Your task is to output the listing word for word, with pictures excluded.

====================

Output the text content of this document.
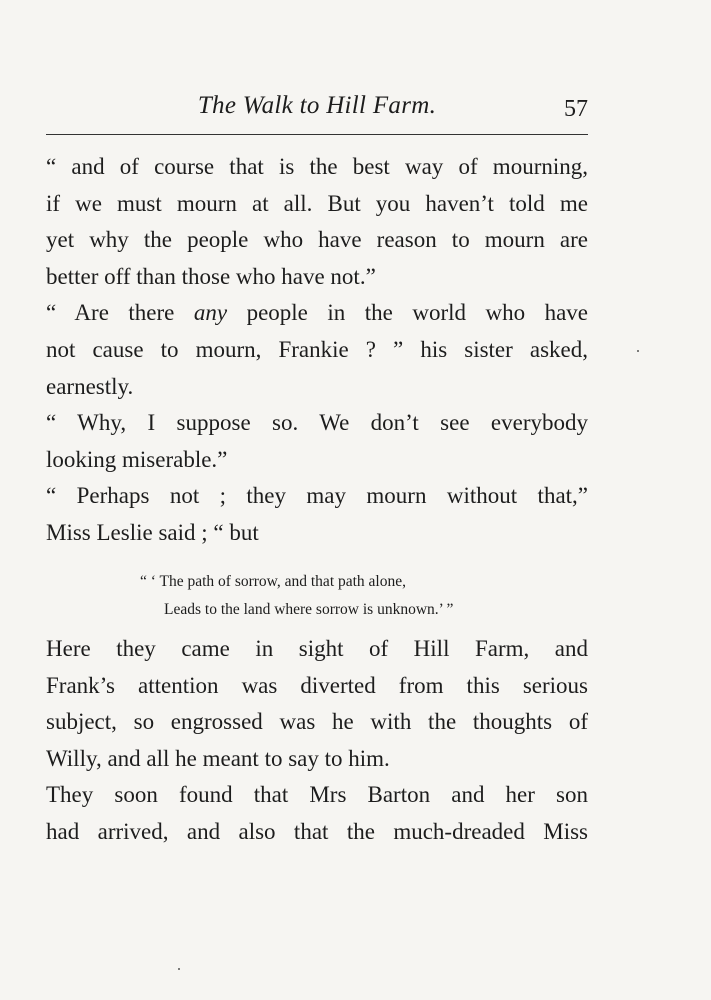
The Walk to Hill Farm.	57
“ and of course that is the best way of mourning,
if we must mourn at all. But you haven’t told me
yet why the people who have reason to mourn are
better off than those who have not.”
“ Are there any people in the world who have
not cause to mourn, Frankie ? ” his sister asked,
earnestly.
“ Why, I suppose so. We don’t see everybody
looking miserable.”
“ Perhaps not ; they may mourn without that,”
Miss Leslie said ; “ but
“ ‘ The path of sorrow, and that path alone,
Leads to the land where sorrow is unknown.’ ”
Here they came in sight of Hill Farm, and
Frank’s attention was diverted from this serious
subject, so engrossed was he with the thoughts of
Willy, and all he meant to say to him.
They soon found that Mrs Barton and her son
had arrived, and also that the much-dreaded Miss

====================

__Task solution__.
Output the text content of this document.
The Walk to Hill Farm.	57
“ and of course that is the best way of mourning,
if we must mourn at all. But you haven’t told me
yet why the people who have reason to mourn are
better off than those who have not.”
“ Are there any people in the world who have
not cause to mourn, Frankie ? ” his sister asked,
earnestly.
“ Why, I suppose so. We don’t see everybody
looking miserable.”
“ Perhaps not ; they may mourn without that,”
Miss Leslie said ; “ but
“ ‘ The path of sorrow, and that path alone,
Leads to the land where sorrow is unknown.’ ”
Here they came in sight of Hill Farm, and
Frank’s attention was diverted from this serious
subject, so engrossed was he with the thoughts of
Willy, and all he meant to say to him.
They soon found that Mrs Barton and her son
had arrived, and also that the much-dreaded Miss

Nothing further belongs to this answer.